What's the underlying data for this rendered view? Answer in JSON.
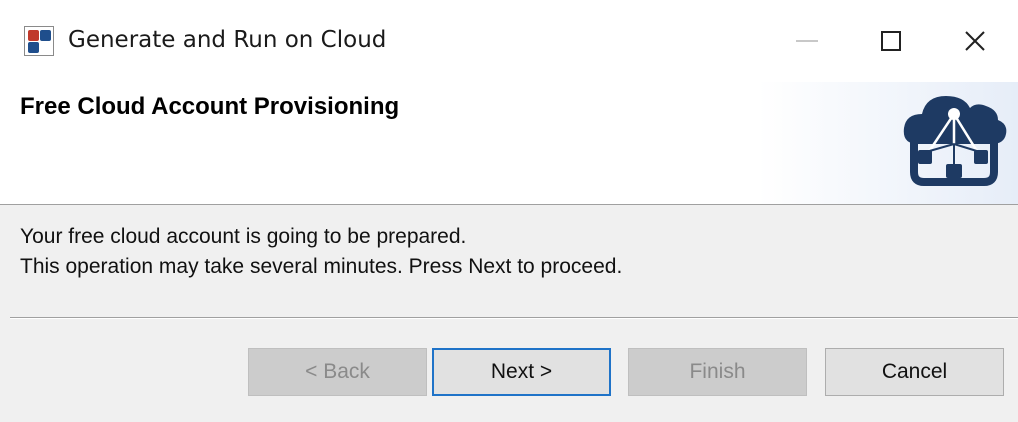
{
  "window": {
    "title": "Generate and Run on Cloud",
    "controls": {
      "minimize": "minimize-icon",
      "maximize": "maximize-icon",
      "close": "close-icon"
    }
  },
  "header": {
    "title": "Free Cloud Account Provisioning",
    "logo_icon": "cloud-network-icon"
  },
  "body": {
    "line1": "Your free cloud account is going to be prepared.",
    "line2": "This operation may take several minutes. Press Next to proceed."
  },
  "buttons": {
    "back": {
      "label": "< Back",
      "enabled": false
    },
    "next": {
      "label": "Next >",
      "enabled": true,
      "focused": true
    },
    "finish": {
      "label": "Finish",
      "enabled": false
    },
    "cancel": {
      "label": "Cancel",
      "enabled": true
    }
  },
  "colors": {
    "accent": "#1f73c8",
    "logo": "#1e3a63",
    "disabled_button": "#cccccc"
  }
}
====
> **GOAL**: Above are records to transcribe exactly; leave their pictures out.

> **ANSWER BELOW**:
What's the underlying data for this rendered view? Answer in JSON.
{
  "window": {
    "title": "Generate and Run on Cloud",
    "controls": {
      "minimize": "minimize-icon",
      "maximize": "maximize-icon",
      "close": "close-icon"
    }
  },
  "header": {
    "title": "Free Cloud Account Provisioning",
    "logo_icon": "cloud-network-icon"
  },
  "body": {
    "line1": "Your free cloud account is going to be prepared.",
    "line2": "This operation may take several minutes. Press Next to proceed."
  },
  "buttons": {
    "back": {
      "label": "< Back",
      "enabled": false
    },
    "next": {
      "label": "Next >",
      "enabled": true,
      "focused": true
    },
    "finish": {
      "label": "Finish",
      "enabled": false
    },
    "cancel": {
      "label": "Cancel",
      "enabled": true
    }
  },
  "colors": {
    "accent": "#1f73c8",
    "logo": "#1e3a63",
    "disabled_button": "#cccccc"
  }
}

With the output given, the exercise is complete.